## Start DOCUMENT EXCERPT

General Relativity in 2+1 dimensions

by Greg Egan

This web page is a work in progress, giving some information and calculations relating to General Relativity in two spatial dimensions, plus time. I became interested in this subject after reading John Baez’s This Week’s Finds in Mathematical Physics, Week 232, which contains an introduction to the subject and some references.


Basic concepts

In 2+1 dimensions, Einstein’s equation in a vacuum requires that spacetime is completely flat. This is in stark contrast to the situation in 3+1 dimensions, where the vacuum solutions are only required to be “Ricci flat”, that is, the Ricci curvature tensor must be zero, but the complete, Riemann curvature tensor need not be, allowing for gravitational waves, and for the familiar gravitational effects of the sun on the Earth, and so on.

There are 2+1 spacetimes which contain no matter at all but still exhibit non-trivial physics, because their topology is non-trivial. However, in this page I’m going to discuss another possibility, in which matter is present, and consists of individual point particles.

It turns out that the appropriate solution of Einstein’s equation for the vacuum around an ordinary point particle is for the flat spacetime to have an “angular deficit” proportional to the particle’s mass, so that the space around the particle has a total angle of less than 2π. In other words, each 2-dimensional spatial slice has the geometry of a cone. A cone can be constructed by taking a plane, cutting out a triangular wedge, and then identifying the two edges of the missing wedge. Similarly, we can construct the 2+1 spacetime containing a single particle by taking Minkowski spacetime, cutting out a solid wedge (like an infinite triangular prism) whose edge runs along the particle’s world line, and then identifying the two planes of the wedge. Assuming we use coordinates where the word line of the particle passes through the origin, there will be a Lorentz transformation that leaves the particle’s world line unchanged, but which rotates one of the planes of the wedge on to the other.

## End DOCUMENT EXCERPT

# GOAL 1:
Write the rows from their first line through the line containing "ylabel-p2: dN — [26, 389, 49, 422]", inclusive, as a JSON list of strings with one string per line and blank lines omitted.

## Start PROVIDED DATA

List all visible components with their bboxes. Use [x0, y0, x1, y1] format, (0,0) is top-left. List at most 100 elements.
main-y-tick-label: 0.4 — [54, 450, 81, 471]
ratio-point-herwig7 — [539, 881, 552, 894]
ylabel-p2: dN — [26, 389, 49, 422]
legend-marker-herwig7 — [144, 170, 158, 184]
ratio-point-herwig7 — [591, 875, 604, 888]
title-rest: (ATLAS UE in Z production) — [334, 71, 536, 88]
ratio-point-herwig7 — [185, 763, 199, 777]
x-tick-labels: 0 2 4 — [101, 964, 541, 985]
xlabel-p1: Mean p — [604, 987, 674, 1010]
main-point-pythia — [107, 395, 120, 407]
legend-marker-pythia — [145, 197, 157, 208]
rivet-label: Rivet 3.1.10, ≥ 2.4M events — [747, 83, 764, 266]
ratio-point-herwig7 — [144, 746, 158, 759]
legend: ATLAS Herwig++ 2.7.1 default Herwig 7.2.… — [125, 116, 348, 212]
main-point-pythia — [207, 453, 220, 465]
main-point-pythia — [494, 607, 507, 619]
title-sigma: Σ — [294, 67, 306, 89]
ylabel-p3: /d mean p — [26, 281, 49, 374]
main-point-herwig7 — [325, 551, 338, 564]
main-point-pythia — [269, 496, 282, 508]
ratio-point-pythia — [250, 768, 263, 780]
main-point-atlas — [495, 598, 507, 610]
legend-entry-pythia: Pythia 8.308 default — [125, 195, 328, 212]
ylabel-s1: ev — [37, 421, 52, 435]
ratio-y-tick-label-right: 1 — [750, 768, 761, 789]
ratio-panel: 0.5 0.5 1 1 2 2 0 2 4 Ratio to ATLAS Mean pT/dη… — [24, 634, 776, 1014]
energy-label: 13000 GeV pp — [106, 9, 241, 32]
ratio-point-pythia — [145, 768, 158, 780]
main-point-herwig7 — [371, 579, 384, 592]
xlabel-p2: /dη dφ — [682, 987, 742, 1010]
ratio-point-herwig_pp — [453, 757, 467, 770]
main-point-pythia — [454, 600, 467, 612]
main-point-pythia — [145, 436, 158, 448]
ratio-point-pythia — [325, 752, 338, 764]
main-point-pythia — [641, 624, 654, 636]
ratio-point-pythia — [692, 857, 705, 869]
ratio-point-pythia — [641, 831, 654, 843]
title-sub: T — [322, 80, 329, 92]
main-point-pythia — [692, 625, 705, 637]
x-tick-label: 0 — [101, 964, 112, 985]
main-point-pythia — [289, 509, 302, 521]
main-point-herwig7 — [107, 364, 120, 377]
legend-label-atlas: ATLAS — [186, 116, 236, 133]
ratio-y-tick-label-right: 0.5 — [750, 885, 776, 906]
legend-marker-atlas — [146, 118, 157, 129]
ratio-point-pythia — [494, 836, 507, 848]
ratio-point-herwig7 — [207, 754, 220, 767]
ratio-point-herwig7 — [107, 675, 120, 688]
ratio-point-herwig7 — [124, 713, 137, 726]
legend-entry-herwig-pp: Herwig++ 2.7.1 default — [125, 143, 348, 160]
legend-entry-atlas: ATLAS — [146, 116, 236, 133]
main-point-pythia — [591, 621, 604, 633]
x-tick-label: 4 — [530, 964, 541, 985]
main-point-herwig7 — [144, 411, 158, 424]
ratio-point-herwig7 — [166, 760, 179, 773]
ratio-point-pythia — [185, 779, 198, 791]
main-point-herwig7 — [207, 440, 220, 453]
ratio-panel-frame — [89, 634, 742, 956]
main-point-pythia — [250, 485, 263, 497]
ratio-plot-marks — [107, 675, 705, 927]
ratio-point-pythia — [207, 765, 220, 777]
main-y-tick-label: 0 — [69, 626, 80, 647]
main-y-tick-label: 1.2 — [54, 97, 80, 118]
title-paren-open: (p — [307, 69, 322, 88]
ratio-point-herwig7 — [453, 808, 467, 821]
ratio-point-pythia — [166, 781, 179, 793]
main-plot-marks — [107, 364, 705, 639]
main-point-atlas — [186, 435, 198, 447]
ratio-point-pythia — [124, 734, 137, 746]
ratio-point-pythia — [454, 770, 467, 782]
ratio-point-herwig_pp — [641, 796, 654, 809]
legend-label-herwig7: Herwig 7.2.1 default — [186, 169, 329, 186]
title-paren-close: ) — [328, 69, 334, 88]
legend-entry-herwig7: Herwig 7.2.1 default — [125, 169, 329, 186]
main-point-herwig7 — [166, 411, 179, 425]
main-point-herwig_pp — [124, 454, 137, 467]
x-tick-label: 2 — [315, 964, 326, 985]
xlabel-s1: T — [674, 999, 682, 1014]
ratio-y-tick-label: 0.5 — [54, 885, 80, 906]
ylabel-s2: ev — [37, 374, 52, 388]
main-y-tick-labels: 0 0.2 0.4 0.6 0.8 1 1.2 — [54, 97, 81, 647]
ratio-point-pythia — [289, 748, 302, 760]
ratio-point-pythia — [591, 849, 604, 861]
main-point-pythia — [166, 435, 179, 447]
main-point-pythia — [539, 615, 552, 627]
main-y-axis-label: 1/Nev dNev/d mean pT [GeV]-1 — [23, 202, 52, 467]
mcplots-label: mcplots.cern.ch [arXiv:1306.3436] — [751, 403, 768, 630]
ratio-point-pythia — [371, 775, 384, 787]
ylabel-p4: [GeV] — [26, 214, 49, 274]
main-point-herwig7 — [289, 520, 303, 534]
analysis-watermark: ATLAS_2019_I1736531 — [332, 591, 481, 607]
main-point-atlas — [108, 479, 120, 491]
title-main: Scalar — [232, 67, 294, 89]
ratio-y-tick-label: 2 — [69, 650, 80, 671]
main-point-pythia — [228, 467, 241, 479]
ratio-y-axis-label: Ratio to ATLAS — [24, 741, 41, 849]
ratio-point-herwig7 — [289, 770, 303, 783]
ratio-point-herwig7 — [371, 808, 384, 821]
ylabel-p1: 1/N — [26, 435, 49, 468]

## End PROVIDED DATA

# GOAL 2:
In the page on general relativity in 2+1 dimensions, what geometry does each 2-dimensional spatial slice around a point particle have?

# TASK OUTPUT 1:
[
  "List all visible components with their bboxes. Use [x0, y0, x1, y1] format, (0,0) is top-left. List at most 100 elements.",
  "main-y-tick-label: 0.4 — [54, 450, 81, 471]",
  "ratio-point-herwig7 — [539, 881, 552, 894]",
  "ylabel-p2: dN — [26, 389, 49, 422]"
]

# TASK OUTPUT 2:
The geometry of a cone.